> _Given exercise_
What follows is a block of records; reproduce all of it verbatim.

Records from a data source:
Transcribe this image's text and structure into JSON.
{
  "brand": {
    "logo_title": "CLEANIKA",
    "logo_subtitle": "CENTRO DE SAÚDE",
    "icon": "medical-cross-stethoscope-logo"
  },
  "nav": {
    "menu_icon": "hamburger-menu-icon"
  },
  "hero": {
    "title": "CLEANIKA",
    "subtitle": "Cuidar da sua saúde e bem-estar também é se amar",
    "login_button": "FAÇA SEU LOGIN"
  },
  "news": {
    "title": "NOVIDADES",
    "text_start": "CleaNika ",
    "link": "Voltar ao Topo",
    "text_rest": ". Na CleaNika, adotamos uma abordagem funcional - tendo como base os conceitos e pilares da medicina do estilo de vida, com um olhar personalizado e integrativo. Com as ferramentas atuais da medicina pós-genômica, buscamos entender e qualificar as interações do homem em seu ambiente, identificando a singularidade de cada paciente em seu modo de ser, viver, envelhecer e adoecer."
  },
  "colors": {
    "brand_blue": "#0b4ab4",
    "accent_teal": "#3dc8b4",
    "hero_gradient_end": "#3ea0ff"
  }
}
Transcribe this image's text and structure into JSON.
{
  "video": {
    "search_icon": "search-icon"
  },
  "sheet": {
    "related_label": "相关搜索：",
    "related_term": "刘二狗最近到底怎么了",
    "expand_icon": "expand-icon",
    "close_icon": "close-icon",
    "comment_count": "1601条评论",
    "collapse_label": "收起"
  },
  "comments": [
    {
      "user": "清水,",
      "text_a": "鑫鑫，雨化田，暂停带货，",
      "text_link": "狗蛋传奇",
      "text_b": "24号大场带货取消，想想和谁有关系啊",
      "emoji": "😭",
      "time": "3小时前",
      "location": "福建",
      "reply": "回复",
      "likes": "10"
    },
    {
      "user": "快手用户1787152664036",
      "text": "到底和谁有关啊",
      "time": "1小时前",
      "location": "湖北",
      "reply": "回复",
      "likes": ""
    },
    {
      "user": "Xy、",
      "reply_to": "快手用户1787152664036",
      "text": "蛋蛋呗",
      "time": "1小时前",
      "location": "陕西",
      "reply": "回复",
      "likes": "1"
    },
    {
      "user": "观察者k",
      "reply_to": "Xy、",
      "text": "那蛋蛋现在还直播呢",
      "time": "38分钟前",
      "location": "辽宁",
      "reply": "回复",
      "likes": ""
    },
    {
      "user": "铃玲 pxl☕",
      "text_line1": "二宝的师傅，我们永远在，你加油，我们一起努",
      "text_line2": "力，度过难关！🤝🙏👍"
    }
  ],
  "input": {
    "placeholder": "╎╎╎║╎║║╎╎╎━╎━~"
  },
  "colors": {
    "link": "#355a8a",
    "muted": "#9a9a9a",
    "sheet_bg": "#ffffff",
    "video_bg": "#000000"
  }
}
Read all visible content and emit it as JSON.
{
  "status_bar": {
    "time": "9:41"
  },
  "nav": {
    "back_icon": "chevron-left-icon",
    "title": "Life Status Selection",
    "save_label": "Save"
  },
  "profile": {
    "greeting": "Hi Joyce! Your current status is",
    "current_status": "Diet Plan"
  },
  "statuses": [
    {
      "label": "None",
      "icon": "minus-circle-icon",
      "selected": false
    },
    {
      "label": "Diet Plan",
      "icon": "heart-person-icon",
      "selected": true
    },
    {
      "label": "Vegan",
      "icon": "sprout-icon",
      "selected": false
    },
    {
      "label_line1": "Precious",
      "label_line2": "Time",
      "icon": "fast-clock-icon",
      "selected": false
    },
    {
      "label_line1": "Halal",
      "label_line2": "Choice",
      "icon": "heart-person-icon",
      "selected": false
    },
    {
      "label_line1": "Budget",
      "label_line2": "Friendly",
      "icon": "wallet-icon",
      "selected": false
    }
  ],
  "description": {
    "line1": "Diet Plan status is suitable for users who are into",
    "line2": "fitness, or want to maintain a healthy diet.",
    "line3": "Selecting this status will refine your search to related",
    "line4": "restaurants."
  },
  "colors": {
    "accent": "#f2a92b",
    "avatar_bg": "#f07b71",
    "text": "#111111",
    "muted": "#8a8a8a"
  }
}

> _Solution to the exercise_
Transcribe this image's text and structure into JSON.
{
  "brand": {
    "logo_title": "CLEANIKA",
    "logo_subtitle": "CENTRO DE SAÚDE",
    "icon": "medical-cross-stethoscope-logo"
  },
  "nav": {
    "menu_icon": "hamburger-menu-icon"
  },
  "hero": {
    "title": "CLEANIKA",
    "subtitle": "Cuidar da sua saúde e bem-estar também é se amar",
    "login_button": "FAÇA SEU LOGIN"
  },
  "news": {
    "title": "NOVIDADES",
    "text_start": "CleaNika ",
    "link": "Voltar ao Topo",
    "text_rest": ". Na CleaNika, adotamos uma abordagem funcional - tendo como base os conceitos e pilares da medicina do estilo de vida, com um olhar personalizado e integrativo. Com as ferramentas atuais da medicina pós-genômica, buscamos entender e qualificar as interações do homem em seu ambiente, identificando a singularidade de cada paciente em seu modo de ser, viver, envelhecer e adoecer."
  },
  "colors": {
    "brand_blue": "#0b4ab4",
    "accent_teal": "#3dc8b4",
    "hero_gradient_end": "#3ea0ff"
  }
}
Transcribe this image's text and structure into JSON.
{
  "video": {
    "search_icon": "search-icon"
  },
  "sheet": {
    "related_label": "相关搜索：",
    "related_term": "刘二狗最近到底怎么了",
    "expand_icon": "expand-icon",
    "close_icon": "close-icon",
    "comment_count": "1601条评论",
    "collapse_label": "收起"
  },
  "comments": [
    {
      "user": "清水,",
      "text_a": "鑫鑫，雨化田，暂停带货，",
      "text_link": "狗蛋传奇",
      "text_b": "24号大场带货取消，想想和谁有关系啊",
      "emoji": "😭",
      "time": "3小时前",
      "location": "福建",
      "reply": "回复",
      "likes": "10"
    },
    {
      "user": "快手用户1787152664036",
      "text": "到底和谁有关啊",
      "time": "1小时前",
      "location": "湖北",
      "reply": "回复",
      "likes": ""
    },
    {
      "user": "Xy、",
      "reply_to": "快手用户1787152664036",
      "text": "蛋蛋呗",
      "time": "1小时前",
      "location": "陕西",
      "reply": "回复",
      "likes": "1"
    },
    {
      "user": "观察者k",
      "reply_to": "Xy、",
      "text": "那蛋蛋现在还直播呢",
      "time": "38分钟前",
      "location": "辽宁",
      "reply": "回复",
      "likes": ""
    },
    {
      "user": "铃玲 pxl☕",
      "text_line1": "二宝的师傅，我们永远在，你加油，我们一起努",
      "text_line2": "力，度过难关！🤝🙏👍"
    }
  ],
  "input": {
    "placeholder": "╎╎╎║╎║║╎╎╎━╎━~"
  },
  "colors": {
    "link": "#355a8a",
    "muted": "#9a9a9a",
    "sheet_bg": "#ffffff",
    "video_bg": "#000000"
  }
}
Read all visible content and emit it as JSON.
{
  "status_bar": {
    "time": "9:41"
  },
  "nav": {
    "back_icon": "chevron-left-icon",
    "title": "Life Status Selection",
    "save_label": "Save"
  },
  "profile": {
    "greeting": "Hi Joyce! Your current status is",
    "current_status": "Diet Plan"
  },
  "statuses": [
    {
      "label": "None",
      "icon": "minus-circle-icon",
      "selected": false
    },
    {
      "label": "Diet Plan",
      "icon": "heart-person-icon",
      "selected": true
    },
    {
      "label": "Vegan",
      "icon": "sprout-icon",
      "selected": false
    },
    {
      "label_line1": "Precious",
      "label_line2": "Time",
      "icon": "fast-clock-icon",
      "selected": false
    },
    {
      "label_line1": "Halal",
      "label_line2": "Choice",
      "icon": "heart-person-icon",
      "selected": false
    },
    {
      "label_line1": "Budget",
      "label_line2": "Friendly",
      "icon": "wallet-icon",
      "selected": false
    }
  ],
  "description": {
    "line1": "Diet Plan status is suitable for users who are into",
    "line2": "fitness, or want to maintain a healthy diet.",
    "line3": "Selecting this status will refine your search to related",
    "line4": "restaurants."
  },
  "colors": {
    "accent": "#f2a92b",
    "avatar_bg": "#f07b71",
    "text": "#111111",
    "muted": "#8a8a8a"
  }
}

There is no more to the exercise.